══ DATASET RECORDS ══

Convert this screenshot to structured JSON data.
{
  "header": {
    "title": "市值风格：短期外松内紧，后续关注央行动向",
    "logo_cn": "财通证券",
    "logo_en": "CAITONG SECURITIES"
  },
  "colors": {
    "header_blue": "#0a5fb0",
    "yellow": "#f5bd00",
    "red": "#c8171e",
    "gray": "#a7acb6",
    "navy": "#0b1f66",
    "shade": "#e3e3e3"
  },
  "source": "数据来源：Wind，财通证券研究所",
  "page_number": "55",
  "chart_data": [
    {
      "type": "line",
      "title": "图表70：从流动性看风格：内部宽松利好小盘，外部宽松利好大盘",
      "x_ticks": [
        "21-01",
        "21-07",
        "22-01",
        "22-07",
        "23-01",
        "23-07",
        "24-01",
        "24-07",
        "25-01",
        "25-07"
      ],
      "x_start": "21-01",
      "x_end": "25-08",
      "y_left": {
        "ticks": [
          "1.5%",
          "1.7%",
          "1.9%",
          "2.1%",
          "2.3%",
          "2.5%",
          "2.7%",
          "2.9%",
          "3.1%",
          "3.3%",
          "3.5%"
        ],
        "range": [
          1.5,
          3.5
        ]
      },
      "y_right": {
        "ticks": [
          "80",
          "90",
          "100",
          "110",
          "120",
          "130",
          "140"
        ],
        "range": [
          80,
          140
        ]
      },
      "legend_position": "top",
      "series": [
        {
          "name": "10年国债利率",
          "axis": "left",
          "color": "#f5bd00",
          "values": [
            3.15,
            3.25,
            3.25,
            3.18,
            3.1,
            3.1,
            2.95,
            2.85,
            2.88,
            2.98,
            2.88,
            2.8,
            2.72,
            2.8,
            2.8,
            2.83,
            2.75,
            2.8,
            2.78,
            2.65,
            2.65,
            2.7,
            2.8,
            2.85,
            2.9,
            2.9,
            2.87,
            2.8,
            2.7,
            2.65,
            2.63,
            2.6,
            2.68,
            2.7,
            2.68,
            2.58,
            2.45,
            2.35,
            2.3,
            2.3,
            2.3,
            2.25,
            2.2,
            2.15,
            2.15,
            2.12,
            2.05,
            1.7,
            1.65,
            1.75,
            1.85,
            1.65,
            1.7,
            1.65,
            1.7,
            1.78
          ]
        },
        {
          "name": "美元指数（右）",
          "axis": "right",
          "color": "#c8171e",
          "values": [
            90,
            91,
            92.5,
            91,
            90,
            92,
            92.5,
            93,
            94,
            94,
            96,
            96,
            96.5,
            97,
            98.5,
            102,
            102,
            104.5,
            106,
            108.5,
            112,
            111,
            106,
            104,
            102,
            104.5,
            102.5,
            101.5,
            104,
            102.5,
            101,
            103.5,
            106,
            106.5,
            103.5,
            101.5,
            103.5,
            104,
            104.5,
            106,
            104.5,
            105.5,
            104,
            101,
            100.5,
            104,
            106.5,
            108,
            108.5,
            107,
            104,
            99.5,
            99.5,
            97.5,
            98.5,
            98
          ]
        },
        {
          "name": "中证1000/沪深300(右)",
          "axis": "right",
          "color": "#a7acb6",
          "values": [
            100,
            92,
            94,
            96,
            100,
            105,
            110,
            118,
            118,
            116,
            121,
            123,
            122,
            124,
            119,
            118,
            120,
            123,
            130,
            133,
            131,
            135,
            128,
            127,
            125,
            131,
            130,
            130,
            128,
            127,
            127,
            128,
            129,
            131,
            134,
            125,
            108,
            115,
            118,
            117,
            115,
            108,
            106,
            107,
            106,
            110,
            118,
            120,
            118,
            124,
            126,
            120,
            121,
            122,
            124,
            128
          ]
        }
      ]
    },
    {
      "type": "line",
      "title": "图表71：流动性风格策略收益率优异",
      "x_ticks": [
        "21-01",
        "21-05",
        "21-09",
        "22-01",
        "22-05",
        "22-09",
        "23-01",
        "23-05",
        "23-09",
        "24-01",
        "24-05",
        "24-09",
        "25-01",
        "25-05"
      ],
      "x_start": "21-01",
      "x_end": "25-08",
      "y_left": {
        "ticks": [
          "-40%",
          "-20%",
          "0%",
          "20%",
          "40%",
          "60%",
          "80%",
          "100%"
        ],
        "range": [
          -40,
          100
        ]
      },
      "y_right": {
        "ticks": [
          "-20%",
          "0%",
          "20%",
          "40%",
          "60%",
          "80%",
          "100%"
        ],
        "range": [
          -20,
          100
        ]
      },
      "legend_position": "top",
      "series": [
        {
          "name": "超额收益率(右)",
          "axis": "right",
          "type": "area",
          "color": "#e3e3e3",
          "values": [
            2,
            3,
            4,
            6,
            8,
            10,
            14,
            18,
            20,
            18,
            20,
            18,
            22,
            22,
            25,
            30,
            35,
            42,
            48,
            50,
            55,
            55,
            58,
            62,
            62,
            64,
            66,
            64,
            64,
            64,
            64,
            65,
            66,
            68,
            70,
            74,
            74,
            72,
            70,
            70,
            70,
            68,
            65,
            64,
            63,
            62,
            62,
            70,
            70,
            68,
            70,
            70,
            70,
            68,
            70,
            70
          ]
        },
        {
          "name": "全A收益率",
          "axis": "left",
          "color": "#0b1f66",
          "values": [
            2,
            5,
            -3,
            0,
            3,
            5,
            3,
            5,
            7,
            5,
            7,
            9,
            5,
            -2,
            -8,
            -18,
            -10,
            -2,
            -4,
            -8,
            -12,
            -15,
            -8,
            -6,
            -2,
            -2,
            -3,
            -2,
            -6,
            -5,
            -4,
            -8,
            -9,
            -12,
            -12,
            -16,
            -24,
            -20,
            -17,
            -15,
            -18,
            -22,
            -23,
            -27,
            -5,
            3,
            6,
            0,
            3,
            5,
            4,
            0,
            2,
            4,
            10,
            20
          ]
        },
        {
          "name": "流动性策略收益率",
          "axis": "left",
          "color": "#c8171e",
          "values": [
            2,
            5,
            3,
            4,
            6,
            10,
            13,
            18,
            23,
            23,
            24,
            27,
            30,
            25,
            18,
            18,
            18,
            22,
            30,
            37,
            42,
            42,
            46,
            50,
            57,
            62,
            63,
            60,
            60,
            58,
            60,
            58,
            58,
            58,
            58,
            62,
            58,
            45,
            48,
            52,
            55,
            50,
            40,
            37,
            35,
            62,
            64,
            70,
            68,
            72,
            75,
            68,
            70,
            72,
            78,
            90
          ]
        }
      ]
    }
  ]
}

═══

▶ [EXERCISE DETAILS]: Exactly reproduce every line of the records.

▶ [EXERCISE RESPONSE]:
Convert this screenshot to structured JSON data.
{
  "header": {
    "title": "市值风格：短期外松内紧，后续关注央行动向",
    "logo_cn": "财通证券",
    "logo_en": "CAITONG SECURITIES"
  },
  "colors": {
    "header_blue": "#0a5fb0",
    "yellow": "#f5bd00",
    "red": "#c8171e",
    "gray": "#a7acb6",
    "navy": "#0b1f66",
    "shade": "#e3e3e3"
  },
  "source": "数据来源：Wind，财通证券研究所",
  "page_number": "55",
  "chart_data": [
    {
      "type": "line",
      "title": "图表70：从流动性看风格：内部宽松利好小盘，外部宽松利好大盘",
      "x_ticks": [
        "21-01",
        "21-07",
        "22-01",
        "22-07",
        "23-01",
        "23-07",
        "24-01",
        "24-07",
        "25-01",
        "25-07"
      ],
      "x_start": "21-01",
      "x_end": "25-08",
      "y_left": {
        "ticks": [
          "1.5%",
          "1.7%",
          "1.9%",
          "2.1%",
          "2.3%",
          "2.5%",
          "2.7%",
          "2.9%",
          "3.1%",
          "3.3%",
          "3.5%"
        ],
        "range": [
          1.5,
          3.5
        ]
      },
      "y_right": {
        "ticks": [
          "80",
          "90",
          "100",
          "110",
          "120",
          "130",
          "140"
        ],
        "range": [
          80,
          140
        ]
      },
      "legend_position": "top",
      "series": [
        {
          "name": "10年国债利率",
          "axis": "left",
          "color": "#f5bd00",
          "values": [
            3.15,
            3.25,
            3.25,
            3.18,
            3.1,
            3.1,
            2.95,
            2.85,
            2.88,
            2.98,
            2.88,
            2.8,
            2.72,
            2.8,
            2.8,
            2.83,
            2.75,
            2.8,
            2.78,
            2.65,
            2.65,
            2.7,
            2.8,
            2.85,
            2.9,
            2.9,
            2.87,
            2.8,
            2.7,
            2.65,
            2.63,
            2.6,
            2.68,
            2.7,
            2.68,
            2.58,
            2.45,
            2.35,
            2.3,
            2.3,
            2.3,
            2.25,
            2.2,
            2.15,
            2.15,
            2.12,
            2.05,
            1.7,
            1.65,
            1.75,
            1.85,
            1.65,
            1.7,
            1.65,
            1.7,
            1.78
          ]
        },
        {
          "name": "美元指数（右）",
          "axis": "right",
          "color": "#c8171e",
          "values": [
            90,
            91,
            92.5,
            91,
            90,
            92,
            92.5,
            93,
            94,
            94,
            96,
            96,
            96.5,
            97,
            98.5,
            102,
            102,
            104.5,
            106,
            108.5,
            112,
            111,
            106,
            104,
            102,
            104.5,
            102.5,
            101.5,
            104,
            102.5,
            101,
            103.5,
            106,
            106.5,
            103.5,
            101.5,
            103.5,
            104,
            104.5,
            106,
            104.5,
            105.5,
            104,
            101,
            100.5,
            104,
            106.5,
            108,
            108.5,
            107,
            104,
            99.5,
            99.5,
            97.5,
            98.5,
            98
          ]
        },
        {
          "name": "中证1000/沪深300(右)",
          "axis": "right",
          "color": "#a7acb6",
          "values": [
            100,
            92,
            94,
            96,
            100,
            105,
            110,
            118,
            118,
            116,
            121,
            123,
            122,
            124,
            119,
            118,
            120,
            123,
            130,
            133,
            131,
            135,
            128,
            127,
            125,
            131,
            130,
            130,
            128,
            127,
            127,
            128,
            129,
            131,
            134,
            125,
            108,
            115,
            118,
            117,
            115,
            108,
            106,
            107,
            106,
            110,
            118,
            120,
            118,
            124,
            126,
            120,
            121,
            122,
            124,
            128
          ]
        }
      ]
    },
    {
      "type": "line",
      "title": "图表71：流动性风格策略收益率优异",
      "x_ticks": [
        "21-01",
        "21-05",
        "21-09",
        "22-01",
        "22-05",
        "22-09",
        "23-01",
        "23-05",
        "23-09",
        "24-01",
        "24-05",
        "24-09",
        "25-01",
        "25-05"
      ],
      "x_start": "21-01",
      "x_end": "25-08",
      "y_left": {
        "ticks": [
          "-40%",
          "-20%",
          "0%",
          "20%",
          "40%",
          "60%",
          "80%",
          "100%"
        ],
        "range": [
          -40,
          100
        ]
      },
      "y_right": {
        "ticks": [
          "-20%",
          "0%",
          "20%",
          "40%",
          "60%",
          "80%",
          "100%"
        ],
        "range": [
          -20,
          100
        ]
      },
      "legend_position": "top",
      "series": [
        {
          "name": "超额收益率(右)",
          "axis": "right",
          "type": "area",
          "color": "#e3e3e3",
          "values": [
            2,
            3,
            4,
            6,
            8,
            10,
            14,
            18,
            20,
            18,
            20,
            18,
            22,
            22,
            25,
            30,
            35,
            42,
            48,
            50,
            55,
            55,
            58,
            62,
            62,
            64,
            66,
            64,
            64,
            64,
            64,
            65,
            66,
            68,
            70,
            74,
            74,
            72,
            70,
            70,
            70,
            68,
            65,
            64,
            63,
            62,
            62,
            70,
            70,
            68,
            70,
            70,
            70,
            68,
            70,
            70
          ]
        },
        {
          "name": "全A收益率",
          "axis": "left",
          "color": "#0b1f66",
          "values": [
            2,
            5,
            -3,
            0,
            3,
            5,
            3,
            5,
            7,
            5,
            7,
            9,
            5,
            -2,
            -8,
            -18,
            -10,
            -2,
            -4,
            -8,
            -12,
            -15,
            -8,
            -6,
            -2,
            -2,
            -3,
            -2,
            -6,
            -5,
            -4,
            -8,
            -9,
            -12,
            -12,
            -16,
            -24,
            -20,
            -17,
            -15,
            -18,
            -22,
            -23,
            -27,
            -5,
            3,
            6,
            0,
            3,
            5,
            4,
            0,
            2,
            4,
            10,
            20
          ]
        },
        {
          "name": "流动性策略收益率",
          "axis": "left",
          "color": "#c8171e",
          "values": [
            2,
            5,
            3,
            4,
            6,
            10,
            13,
            18,
            23,
            23,
            24,
            27,
            30,
            25,
            18,
            18,
            18,
            22,
            30,
            37,
            42,
            42,
            46,
            50,
            57,
            62,
            63,
            60,
            60,
            58,
            60,
            58,
            58,
            58,
            58,
            62,
            58,
            45,
            48,
            52,
            55,
            50,
            40,
            37,
            35,
            62,
            64,
            70,
            68,
            72,
            75,
            68,
            70,
            72,
            78,
            90
          ]
        }
      ]
    }
  ]
}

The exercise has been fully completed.